▸ **Requirement**:
Scan the listing and work out how many lines contain the word "Prepaid". Nothing but the number should be given.

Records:
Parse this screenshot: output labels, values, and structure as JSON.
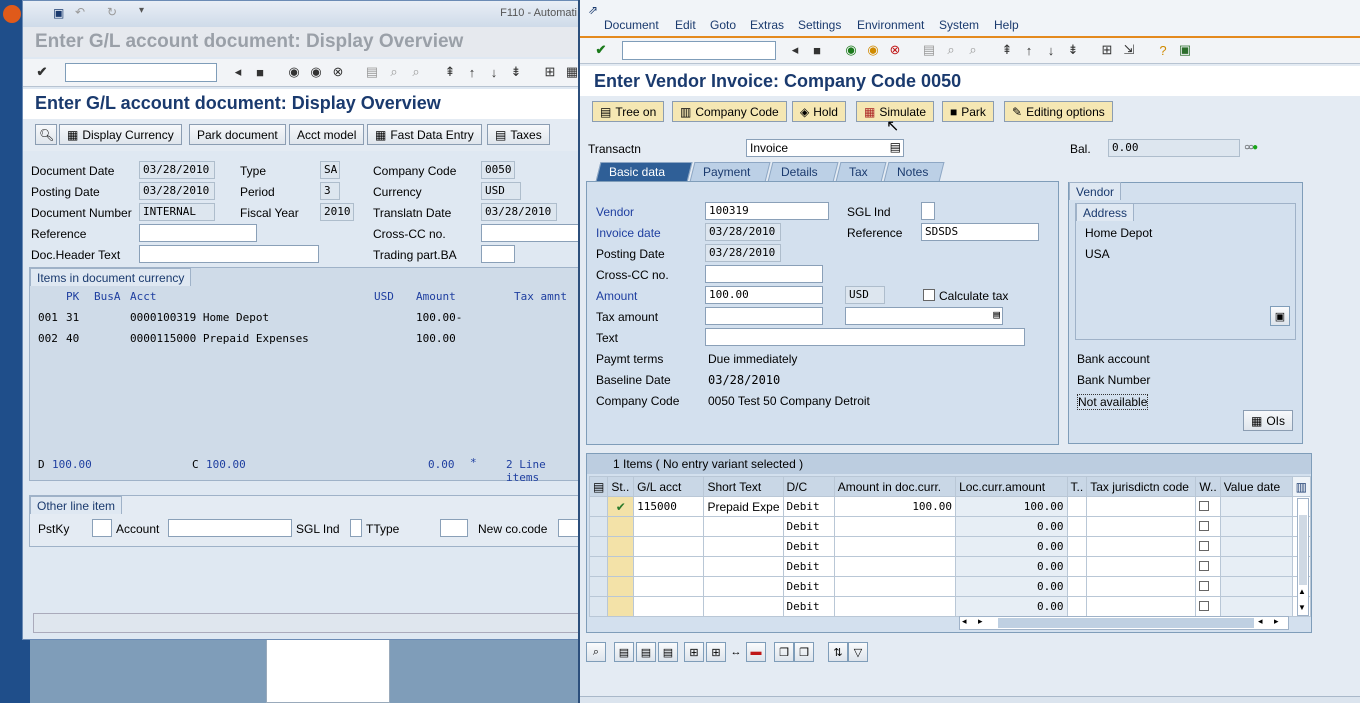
{
  "left_window": {
    "window_title": "F110 - Automati",
    "title": "Enter G/L account document: Display Overview",
    "header_title": "Enter G/L account document: Display Overview",
    "buttons": {
      "display_currency": "Display Currency",
      "park_document": "Park document",
      "acct_model": "Acct model",
      "fast_data_entry": "Fast Data Entry",
      "taxes": "Taxes"
    },
    "fields": {
      "document_date": {
        "label": "Document Date",
        "value": "03/28/2010"
      },
      "posting_date": {
        "label": "Posting Date",
        "value": "03/28/2010"
      },
      "document_number": {
        "label": "Document Number",
        "value": "INTERNAL"
      },
      "reference": {
        "label": "Reference",
        "value": ""
      },
      "doc_header_text": {
        "label": "Doc.Header Text",
        "value": ""
      },
      "type": {
        "label": "Type",
        "value": "SA"
      },
      "period": {
        "label": "Period",
        "value": "3"
      },
      "fiscal_year": {
        "label": "Fiscal Year",
        "value": "2010"
      },
      "company_code": {
        "label": "Company Code",
        "value": "0050"
      },
      "currency": {
        "label": "Currency",
        "value": "USD"
      },
      "translatn_date": {
        "label": "Translatn Date",
        "value": "03/28/2010"
      },
      "cross_cc": {
        "label": "Cross-CC no.",
        "value": ""
      },
      "trading_part": {
        "label": "Trading part.BA",
        "value": ""
      }
    },
    "items": {
      "tab_label": "Items in document currency",
      "headers": {
        "pk": "PK",
        "busa": "BusA",
        "acct": "Acct",
        "usd": "USD",
        "amount": "Amount",
        "tax": "Tax amnt"
      },
      "rows": [
        {
          "line": "001",
          "pk": "31",
          "acct": "0000100319 Home Depot",
          "amount": "100.00-"
        },
        {
          "line": "002",
          "pk": "40",
          "acct": "0000115000 Prepaid Expenses",
          "amount": "100.00"
        }
      ],
      "totals": {
        "d_label": "D",
        "d_value": "100.00",
        "c_label": "C",
        "c_value": "100.00",
        "bal": "0.00",
        "star": "*",
        "lines": "2 Line items"
      }
    },
    "other_line": {
      "tab_label": "Other line item",
      "pstky": "PstKy",
      "account": "Account",
      "sgl_ind": "SGL Ind",
      "ttype": "TType",
      "new_co_code": "New co.code"
    }
  },
  "right_window": {
    "menu": [
      "Document",
      "Edit",
      "Goto",
      "Extras",
      "Settings",
      "Environment",
      "System",
      "Help"
    ],
    "title": "Enter Vendor Invoice: Company Code 0050",
    "buttons": {
      "tree_on": "Tree on",
      "company_code": "Company Code",
      "hold": "Hold",
      "simulate": "Simulate",
      "park": "Park",
      "editing_options": "Editing options"
    },
    "transactn": {
      "label": "Transactn",
      "value": "Invoice"
    },
    "bal": {
      "label": "Bal.",
      "value": "0.00"
    },
    "tabs": [
      "Basic data",
      "Payment",
      "Details",
      "Tax",
      "Notes"
    ],
    "basic": {
      "vendor": {
        "label": "Vendor",
        "value": "100319"
      },
      "invoice_date": {
        "label": "Invoice date",
        "value": "03/28/2010"
      },
      "posting_date": {
        "label": "Posting Date",
        "value": "03/28/2010"
      },
      "cross_cc": {
        "label": "Cross-CC no.",
        "value": ""
      },
      "amount": {
        "label": "Amount",
        "value": "100.00",
        "currency": "USD"
      },
      "calculate_tax": "Calculate tax",
      "tax_amount": {
        "label": "Tax amount",
        "value": ""
      },
      "text": {
        "label": "Text",
        "value": ""
      },
      "paymt_terms": {
        "label": "Paymt terms",
        "value": "Due immediately"
      },
      "baseline_date": {
        "label": "Baseline Date",
        "value": "03/28/2010"
      },
      "company_code": {
        "label": "Company Code",
        "value": "0050 Test 50 Company Detroit"
      },
      "sgl_ind": {
        "label": "SGL Ind",
        "value": ""
      },
      "reference": {
        "label": "Reference",
        "value": "SDSDS"
      }
    },
    "vendor_panel": {
      "title": "Vendor",
      "address_title": "Address",
      "name": "Home Depot",
      "country": "USA",
      "bank_account": "Bank account",
      "bank_number": "Bank Number",
      "not_available": "Not available",
      "ois": "OIs"
    },
    "grid": {
      "title": "1 Items ( No entry variant selected )",
      "headers": [
        "St..",
        "G/L acct",
        "Short Text",
        "D/C",
        "Amount in doc.curr.",
        "Loc.curr.amount",
        "T..",
        "Tax jurisdictn code",
        "W..",
        "Value date"
      ],
      "rows": [
        {
          "gl": "115000",
          "short": "Prepaid Expe",
          "dc": "Debit",
          "amt": "100.00",
          "loc": "100.00"
        },
        {
          "gl": "",
          "short": "",
          "dc": "Debit",
          "amt": "",
          "loc": "0.00"
        },
        {
          "gl": "",
          "short": "",
          "dc": "Debit",
          "amt": "",
          "loc": "0.00"
        },
        {
          "gl": "",
          "short": "",
          "dc": "Debit",
          "amt": "",
          "loc": "0.00"
        },
        {
          "gl": "",
          "short": "",
          "dc": "Debit",
          "amt": "",
          "loc": "0.00"
        },
        {
          "gl": "",
          "short": "",
          "dc": "Debit",
          "amt": "",
          "loc": "0.00"
        }
      ]
    }
  },
  "colors": {
    "accent": "#e48a1e",
    "title_blue": "#1a3a6e",
    "active_tab": "#2f5f97"
  }
}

▸ **Completed exercise**:
2